## What is required
Copy out word for word the lines in the records below, from the line holding "bar-res-2019 <box>643 218 703 342</box>" through the line holding "table-cell-value: 972 <box>302", both included.

## Information shown
______________________________

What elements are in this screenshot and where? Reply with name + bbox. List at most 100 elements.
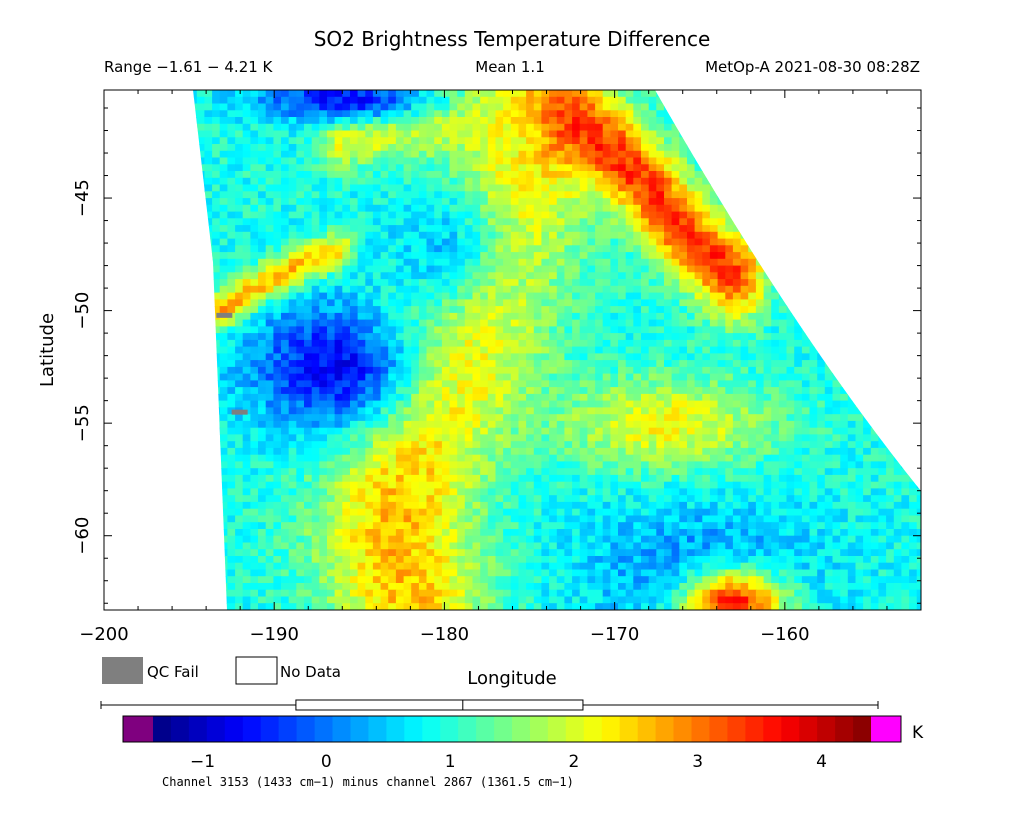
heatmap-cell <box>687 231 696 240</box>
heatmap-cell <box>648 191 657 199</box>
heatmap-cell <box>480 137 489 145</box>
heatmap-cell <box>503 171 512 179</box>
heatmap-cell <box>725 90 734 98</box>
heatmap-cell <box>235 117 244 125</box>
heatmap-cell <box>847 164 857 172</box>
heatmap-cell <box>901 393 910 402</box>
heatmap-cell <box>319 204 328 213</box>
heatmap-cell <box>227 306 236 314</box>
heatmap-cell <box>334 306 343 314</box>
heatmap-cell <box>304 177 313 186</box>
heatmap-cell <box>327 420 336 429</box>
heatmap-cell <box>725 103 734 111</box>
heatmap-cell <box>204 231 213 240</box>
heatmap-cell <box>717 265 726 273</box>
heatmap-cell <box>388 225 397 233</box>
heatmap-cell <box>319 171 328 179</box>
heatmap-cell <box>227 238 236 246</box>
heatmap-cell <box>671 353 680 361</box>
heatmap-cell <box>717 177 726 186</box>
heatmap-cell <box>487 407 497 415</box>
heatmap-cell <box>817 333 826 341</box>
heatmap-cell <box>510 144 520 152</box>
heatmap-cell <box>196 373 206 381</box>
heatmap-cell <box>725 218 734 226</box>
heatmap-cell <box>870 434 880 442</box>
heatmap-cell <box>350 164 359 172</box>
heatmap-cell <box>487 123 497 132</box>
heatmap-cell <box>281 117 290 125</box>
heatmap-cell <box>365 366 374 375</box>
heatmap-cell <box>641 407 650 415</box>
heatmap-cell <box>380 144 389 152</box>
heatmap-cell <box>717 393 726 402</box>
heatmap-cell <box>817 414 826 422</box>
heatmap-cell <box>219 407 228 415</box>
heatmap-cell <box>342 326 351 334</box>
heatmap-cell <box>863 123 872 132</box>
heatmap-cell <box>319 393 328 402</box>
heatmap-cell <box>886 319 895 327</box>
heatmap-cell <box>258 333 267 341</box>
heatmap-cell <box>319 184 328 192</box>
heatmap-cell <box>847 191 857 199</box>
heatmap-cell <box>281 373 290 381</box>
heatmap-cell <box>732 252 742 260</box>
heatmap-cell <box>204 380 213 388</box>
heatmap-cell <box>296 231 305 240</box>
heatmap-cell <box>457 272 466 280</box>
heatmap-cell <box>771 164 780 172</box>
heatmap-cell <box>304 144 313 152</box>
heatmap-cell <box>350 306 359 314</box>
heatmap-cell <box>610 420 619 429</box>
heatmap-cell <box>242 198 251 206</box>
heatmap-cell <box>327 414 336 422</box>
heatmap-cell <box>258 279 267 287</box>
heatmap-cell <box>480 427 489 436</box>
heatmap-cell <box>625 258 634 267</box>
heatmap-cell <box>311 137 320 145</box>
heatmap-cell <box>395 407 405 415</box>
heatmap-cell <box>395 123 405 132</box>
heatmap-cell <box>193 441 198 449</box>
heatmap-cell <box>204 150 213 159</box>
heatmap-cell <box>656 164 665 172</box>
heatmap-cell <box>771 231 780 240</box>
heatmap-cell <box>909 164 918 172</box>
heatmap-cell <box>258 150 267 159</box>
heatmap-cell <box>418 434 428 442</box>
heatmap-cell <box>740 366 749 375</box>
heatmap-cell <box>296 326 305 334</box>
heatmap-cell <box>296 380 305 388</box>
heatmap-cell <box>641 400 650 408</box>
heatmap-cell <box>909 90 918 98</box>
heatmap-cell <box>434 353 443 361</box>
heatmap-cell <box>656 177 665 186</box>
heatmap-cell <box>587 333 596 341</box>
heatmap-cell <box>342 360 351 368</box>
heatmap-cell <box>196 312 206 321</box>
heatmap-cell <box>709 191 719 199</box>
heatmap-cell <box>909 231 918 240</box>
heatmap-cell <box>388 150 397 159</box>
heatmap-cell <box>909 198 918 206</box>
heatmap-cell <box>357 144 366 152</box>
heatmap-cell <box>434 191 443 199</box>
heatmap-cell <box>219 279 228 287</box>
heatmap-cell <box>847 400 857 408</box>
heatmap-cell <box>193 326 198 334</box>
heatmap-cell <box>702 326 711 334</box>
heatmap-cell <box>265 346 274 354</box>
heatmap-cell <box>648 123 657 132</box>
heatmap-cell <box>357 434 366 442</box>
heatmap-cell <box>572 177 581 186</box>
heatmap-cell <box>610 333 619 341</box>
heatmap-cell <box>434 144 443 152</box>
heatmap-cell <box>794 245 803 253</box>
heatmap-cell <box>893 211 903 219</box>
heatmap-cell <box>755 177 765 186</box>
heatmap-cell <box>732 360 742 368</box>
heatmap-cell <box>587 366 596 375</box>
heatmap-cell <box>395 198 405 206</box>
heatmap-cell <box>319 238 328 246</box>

______________________________

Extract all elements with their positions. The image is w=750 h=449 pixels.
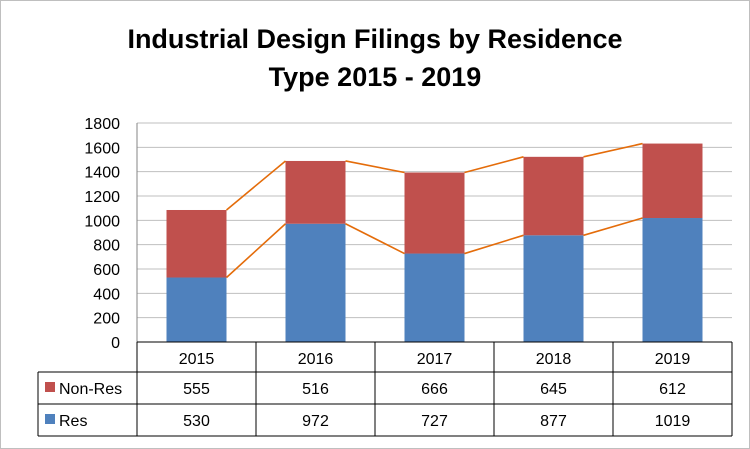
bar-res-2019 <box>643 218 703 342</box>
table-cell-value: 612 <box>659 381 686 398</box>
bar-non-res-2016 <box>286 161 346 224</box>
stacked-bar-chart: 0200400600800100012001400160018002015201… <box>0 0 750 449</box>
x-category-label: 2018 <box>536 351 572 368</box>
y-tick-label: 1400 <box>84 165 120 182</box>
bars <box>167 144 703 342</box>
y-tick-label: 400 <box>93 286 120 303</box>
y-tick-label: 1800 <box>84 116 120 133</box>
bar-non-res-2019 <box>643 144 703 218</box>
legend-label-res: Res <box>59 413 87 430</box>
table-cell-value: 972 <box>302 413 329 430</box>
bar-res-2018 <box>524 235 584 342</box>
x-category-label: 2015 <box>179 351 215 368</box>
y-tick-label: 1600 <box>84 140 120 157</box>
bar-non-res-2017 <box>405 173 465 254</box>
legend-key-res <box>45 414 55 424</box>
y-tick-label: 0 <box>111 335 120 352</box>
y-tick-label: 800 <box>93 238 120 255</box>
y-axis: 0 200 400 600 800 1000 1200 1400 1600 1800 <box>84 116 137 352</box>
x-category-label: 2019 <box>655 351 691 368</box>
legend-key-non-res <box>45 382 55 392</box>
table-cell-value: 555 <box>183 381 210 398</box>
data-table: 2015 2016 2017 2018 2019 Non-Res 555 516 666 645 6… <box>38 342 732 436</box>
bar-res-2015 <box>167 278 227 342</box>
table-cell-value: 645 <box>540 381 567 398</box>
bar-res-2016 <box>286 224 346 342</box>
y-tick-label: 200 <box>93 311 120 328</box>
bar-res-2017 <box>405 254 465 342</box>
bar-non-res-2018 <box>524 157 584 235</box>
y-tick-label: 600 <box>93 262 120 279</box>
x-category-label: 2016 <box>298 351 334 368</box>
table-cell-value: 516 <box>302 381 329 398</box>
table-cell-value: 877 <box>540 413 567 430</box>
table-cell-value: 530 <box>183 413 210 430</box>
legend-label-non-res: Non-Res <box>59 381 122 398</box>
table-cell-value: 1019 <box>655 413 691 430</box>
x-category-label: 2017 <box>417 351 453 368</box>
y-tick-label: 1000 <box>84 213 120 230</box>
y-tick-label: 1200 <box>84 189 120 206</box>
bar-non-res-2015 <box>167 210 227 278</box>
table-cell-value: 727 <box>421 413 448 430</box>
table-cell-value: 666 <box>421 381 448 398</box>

______________________________

## Exercise result
bar-res-2019 <box>643 218 703 342</box>
table-cell-value: 612 <box>659 381 686 398</box>
bar-non-res-2016 <box>286 161 346 224</box>
stacked-bar-chart: 0200400600800100012001400160018002015201… <box>0 0 750 449</box>
x-category-label: 2018 <box>536 351 572 368</box>
y-tick-label: 1400 <box>84 165 120 182</box>
bars <box>167 144 703 342</box>
y-tick-label: 400 <box>93 286 120 303</box>
y-tick-label: 1800 <box>84 116 120 133</box>
bar-non-res-2019 <box>643 144 703 218</box>
legend-label-res: Res <box>59 413 87 430</box>
table-cell-value: 972 <box>302 413 329 430</box>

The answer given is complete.